Below are the records; pull every line that includes "Васильевич".

Records shown:
--- start ---

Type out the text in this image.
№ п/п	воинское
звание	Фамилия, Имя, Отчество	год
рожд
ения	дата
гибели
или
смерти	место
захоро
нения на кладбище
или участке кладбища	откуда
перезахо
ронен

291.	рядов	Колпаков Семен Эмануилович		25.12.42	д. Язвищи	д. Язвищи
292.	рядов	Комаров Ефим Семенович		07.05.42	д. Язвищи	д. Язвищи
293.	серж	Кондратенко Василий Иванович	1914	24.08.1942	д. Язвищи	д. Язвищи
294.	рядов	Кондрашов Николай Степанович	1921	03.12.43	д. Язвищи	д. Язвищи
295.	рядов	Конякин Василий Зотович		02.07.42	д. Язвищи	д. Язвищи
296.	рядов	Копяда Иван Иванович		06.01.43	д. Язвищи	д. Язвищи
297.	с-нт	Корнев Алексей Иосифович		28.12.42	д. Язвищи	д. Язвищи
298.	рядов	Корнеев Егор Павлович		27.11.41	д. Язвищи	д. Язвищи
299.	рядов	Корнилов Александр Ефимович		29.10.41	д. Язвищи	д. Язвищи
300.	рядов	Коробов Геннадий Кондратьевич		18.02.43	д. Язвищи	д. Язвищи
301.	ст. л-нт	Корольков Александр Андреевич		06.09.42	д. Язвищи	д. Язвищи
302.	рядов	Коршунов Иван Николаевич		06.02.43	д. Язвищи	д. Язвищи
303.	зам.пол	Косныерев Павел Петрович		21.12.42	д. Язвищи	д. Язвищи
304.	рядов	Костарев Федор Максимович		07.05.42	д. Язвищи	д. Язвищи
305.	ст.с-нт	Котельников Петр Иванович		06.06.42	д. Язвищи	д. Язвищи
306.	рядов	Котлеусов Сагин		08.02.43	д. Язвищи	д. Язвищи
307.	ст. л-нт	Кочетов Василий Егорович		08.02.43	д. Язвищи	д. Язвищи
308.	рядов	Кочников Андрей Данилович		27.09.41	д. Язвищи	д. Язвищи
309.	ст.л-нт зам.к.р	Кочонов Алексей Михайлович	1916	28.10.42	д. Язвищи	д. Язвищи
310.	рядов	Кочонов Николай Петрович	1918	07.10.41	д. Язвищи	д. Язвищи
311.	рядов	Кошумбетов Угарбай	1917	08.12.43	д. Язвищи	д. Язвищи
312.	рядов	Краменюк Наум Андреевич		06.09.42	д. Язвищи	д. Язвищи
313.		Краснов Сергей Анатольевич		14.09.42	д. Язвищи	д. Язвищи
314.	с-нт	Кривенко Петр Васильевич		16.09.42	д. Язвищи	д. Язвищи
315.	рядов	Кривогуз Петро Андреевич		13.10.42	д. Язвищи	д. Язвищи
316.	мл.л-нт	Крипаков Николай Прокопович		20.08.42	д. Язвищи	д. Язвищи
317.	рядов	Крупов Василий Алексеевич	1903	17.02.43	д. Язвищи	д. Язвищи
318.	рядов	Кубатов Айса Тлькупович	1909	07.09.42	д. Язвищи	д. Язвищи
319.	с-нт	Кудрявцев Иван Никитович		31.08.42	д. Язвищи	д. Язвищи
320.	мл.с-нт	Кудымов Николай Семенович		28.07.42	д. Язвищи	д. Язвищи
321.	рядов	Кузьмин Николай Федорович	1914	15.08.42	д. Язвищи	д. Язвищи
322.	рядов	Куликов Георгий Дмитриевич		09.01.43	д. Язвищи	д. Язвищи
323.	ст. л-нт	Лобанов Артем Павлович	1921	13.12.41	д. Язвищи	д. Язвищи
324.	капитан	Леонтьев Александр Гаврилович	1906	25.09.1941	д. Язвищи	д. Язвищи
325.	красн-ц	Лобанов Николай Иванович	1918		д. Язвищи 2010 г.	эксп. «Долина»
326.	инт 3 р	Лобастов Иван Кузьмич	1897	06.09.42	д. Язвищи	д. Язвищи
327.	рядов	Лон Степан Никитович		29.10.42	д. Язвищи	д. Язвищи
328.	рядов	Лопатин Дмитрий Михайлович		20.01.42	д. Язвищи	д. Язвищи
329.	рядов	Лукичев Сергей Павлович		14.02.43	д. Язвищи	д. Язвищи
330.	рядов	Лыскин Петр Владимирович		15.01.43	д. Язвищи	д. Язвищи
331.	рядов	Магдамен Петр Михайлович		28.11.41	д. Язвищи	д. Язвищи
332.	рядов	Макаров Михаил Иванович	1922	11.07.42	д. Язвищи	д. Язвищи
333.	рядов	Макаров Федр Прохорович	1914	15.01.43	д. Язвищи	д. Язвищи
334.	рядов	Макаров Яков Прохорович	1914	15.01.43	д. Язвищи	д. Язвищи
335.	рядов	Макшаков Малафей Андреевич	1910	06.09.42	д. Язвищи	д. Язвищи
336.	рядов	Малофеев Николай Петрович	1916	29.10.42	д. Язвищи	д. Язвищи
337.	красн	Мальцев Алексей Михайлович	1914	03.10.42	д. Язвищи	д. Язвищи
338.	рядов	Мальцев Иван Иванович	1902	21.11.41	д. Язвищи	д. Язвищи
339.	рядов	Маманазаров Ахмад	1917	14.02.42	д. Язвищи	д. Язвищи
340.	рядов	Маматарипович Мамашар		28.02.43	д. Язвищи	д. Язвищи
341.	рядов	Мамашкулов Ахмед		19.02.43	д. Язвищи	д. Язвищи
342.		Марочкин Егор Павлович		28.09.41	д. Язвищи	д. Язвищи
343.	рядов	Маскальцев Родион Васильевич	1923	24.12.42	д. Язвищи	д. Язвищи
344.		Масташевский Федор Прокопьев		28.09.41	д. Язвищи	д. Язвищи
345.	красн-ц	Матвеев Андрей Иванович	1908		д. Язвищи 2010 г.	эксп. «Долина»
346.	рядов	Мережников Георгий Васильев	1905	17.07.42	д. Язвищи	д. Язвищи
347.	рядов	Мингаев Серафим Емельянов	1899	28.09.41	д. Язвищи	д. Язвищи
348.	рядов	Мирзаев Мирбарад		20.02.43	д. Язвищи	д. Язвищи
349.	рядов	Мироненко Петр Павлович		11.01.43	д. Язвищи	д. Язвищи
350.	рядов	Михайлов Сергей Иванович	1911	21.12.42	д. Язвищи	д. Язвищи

--- end ---

Complete response:
314.	с-нт	Кривенко Петр Васильевич		16.09.42	д. Язвищи	д. Язвищи
343.	рядов	Маскальцев Родион Васильевич	1923	24.12.42	д. Язвищи	д. Язвищи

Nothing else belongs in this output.